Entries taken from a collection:
▶

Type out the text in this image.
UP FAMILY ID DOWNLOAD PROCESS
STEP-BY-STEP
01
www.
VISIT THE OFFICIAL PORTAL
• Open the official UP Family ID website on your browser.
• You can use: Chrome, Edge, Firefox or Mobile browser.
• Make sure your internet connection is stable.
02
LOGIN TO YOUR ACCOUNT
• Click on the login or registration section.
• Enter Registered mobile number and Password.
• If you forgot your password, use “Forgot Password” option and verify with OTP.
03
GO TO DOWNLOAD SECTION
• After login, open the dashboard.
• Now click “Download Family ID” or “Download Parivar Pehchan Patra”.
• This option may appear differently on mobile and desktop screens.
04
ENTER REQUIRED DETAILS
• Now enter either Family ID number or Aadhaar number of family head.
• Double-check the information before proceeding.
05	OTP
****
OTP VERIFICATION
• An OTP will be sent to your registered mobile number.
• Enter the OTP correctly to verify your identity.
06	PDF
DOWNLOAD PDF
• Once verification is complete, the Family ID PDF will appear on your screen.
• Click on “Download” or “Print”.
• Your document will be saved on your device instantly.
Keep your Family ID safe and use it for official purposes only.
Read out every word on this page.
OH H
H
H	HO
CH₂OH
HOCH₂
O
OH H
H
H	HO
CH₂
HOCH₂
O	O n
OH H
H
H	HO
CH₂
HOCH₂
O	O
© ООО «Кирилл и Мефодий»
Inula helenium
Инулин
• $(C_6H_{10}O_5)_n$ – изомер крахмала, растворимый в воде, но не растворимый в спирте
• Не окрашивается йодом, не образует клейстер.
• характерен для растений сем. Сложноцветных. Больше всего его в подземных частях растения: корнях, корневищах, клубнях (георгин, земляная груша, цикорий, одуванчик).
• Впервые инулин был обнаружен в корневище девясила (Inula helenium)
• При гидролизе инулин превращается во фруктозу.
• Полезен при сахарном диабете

◀

Your task: Exactly reproduce every line of the records.

Answer for the task:
Type out the text in this image.
UP FAMILY ID DOWNLOAD PROCESS
STEP-BY-STEP
01
www.
VISIT THE OFFICIAL PORTAL
• Open the official UP Family ID website on your browser.
• You can use: Chrome, Edge, Firefox or Mobile browser.
• Make sure your internet connection is stable.
02
LOGIN TO YOUR ACCOUNT
• Click on the login or registration section.
• Enter Registered mobile number and Password.
• If you forgot your password, use “Forgot Password” option and verify with OTP.
03
GO TO DOWNLOAD SECTION
• After login, open the dashboard.
• Now click “Download Family ID” or “Download Parivar Pehchan Patra”.
• This option may appear differently on mobile and desktop screens.
04
ENTER REQUIRED DETAILS
• Now enter either Family ID number or Aadhaar number of family head.
• Double-check the information before proceeding.
05	OTP
****
OTP VERIFICATION
• An OTP will be sent to your registered mobile number.
• Enter the OTP correctly to verify your identity.
06	PDF
DOWNLOAD PDF
• Once verification is complete, the Family ID PDF will appear on your screen.
• Click on “Download” or “Print”.
• Your document will be saved on your device instantly.
Keep your Family ID safe and use it for official purposes only.
Read out every word on this page.
OH H
H
H	HO
CH₂OH
HOCH₂
O
OH H
H
H	HO
CH₂
HOCH₂
O	O n
OH H
H
H	HO
CH₂
HOCH₂
O	O
© ООО «Кирилл и Мефодий»
Inula helenium
Инулин
• $(C_6H_{10}O_5)_n$ – изомер крахмала, растворимый в воде, но не растворимый в спирте
• Не окрашивается йодом, не образует клейстер.
• характерен для растений сем. Сложноцветных. Больше всего его в подземных частях растения: корнях, корневищах, клубнях (георгин, земляная груша, цикорий, одуванчик).
• Впервые инулин был обнаружен в корневище девясила (Inula helenium)
• При гидролизе инулин превращается во фруктозу.
• Полезен при сахарном диабете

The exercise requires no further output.